** start Data entries **

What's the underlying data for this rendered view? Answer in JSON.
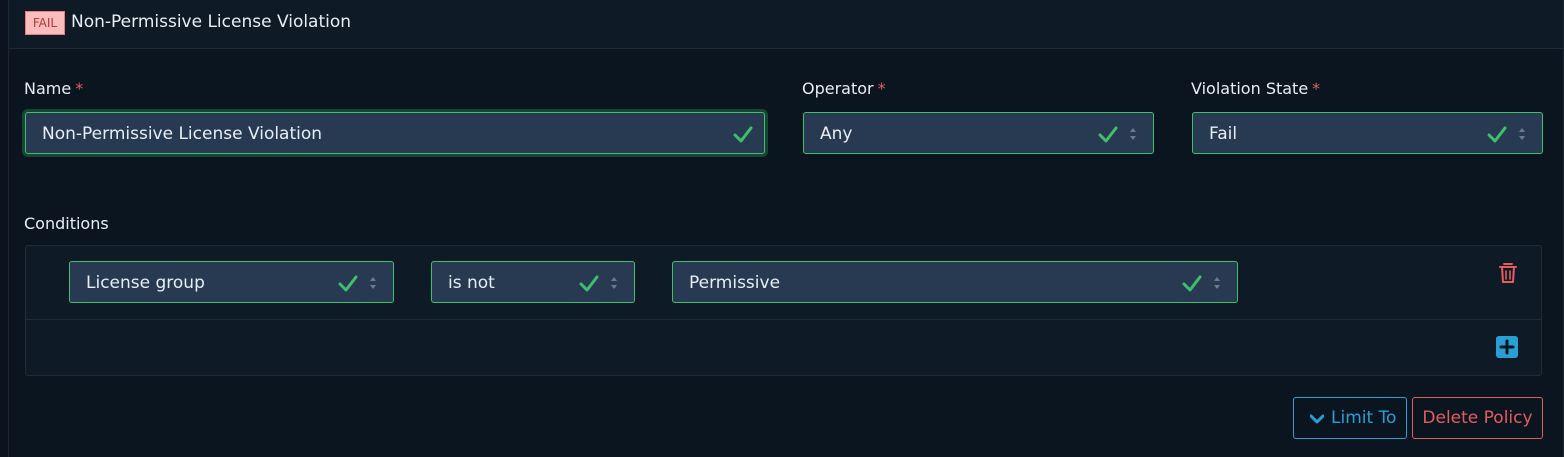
{
  "header": {
    "badge": "FAIL",
    "title": "Non-Permissive License Violation"
  },
  "form": {
    "name": {
      "label": "Name",
      "required_mark": "*",
      "value": "Non-Permissive License Violation"
    },
    "operator": {
      "label": "Operator",
      "required_mark": "*",
      "value": "Any"
    },
    "violation_state": {
      "label": "Violation State",
      "required_mark": "*",
      "value": "Fail"
    }
  },
  "conditions": {
    "label": "Conditions",
    "rows": [
      {
        "subject": "License group",
        "operator": "is not",
        "value": "Permissive"
      }
    ]
  },
  "actions": {
    "limit_to": "Limit To",
    "delete_policy": "Delete Policy"
  },
  "colors": {
    "success": "#3fbf6b",
    "danger": "#e35d5d",
    "info": "#2a9fd6",
    "field_bg": "#283a52",
    "page_bg": "#0a131e"
  },
  "icons": [
    "check-icon",
    "sort-arrows-icon",
    "trash-icon",
    "plus-square-icon",
    "chevron-down-icon"
  ]
}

** end Data entries **

Objective: Copy out the lines that hold "label".

Response to this task:
      "label": "Name",
      "label": "Operator",
      "label": "Violation State",
    "label": "Conditions",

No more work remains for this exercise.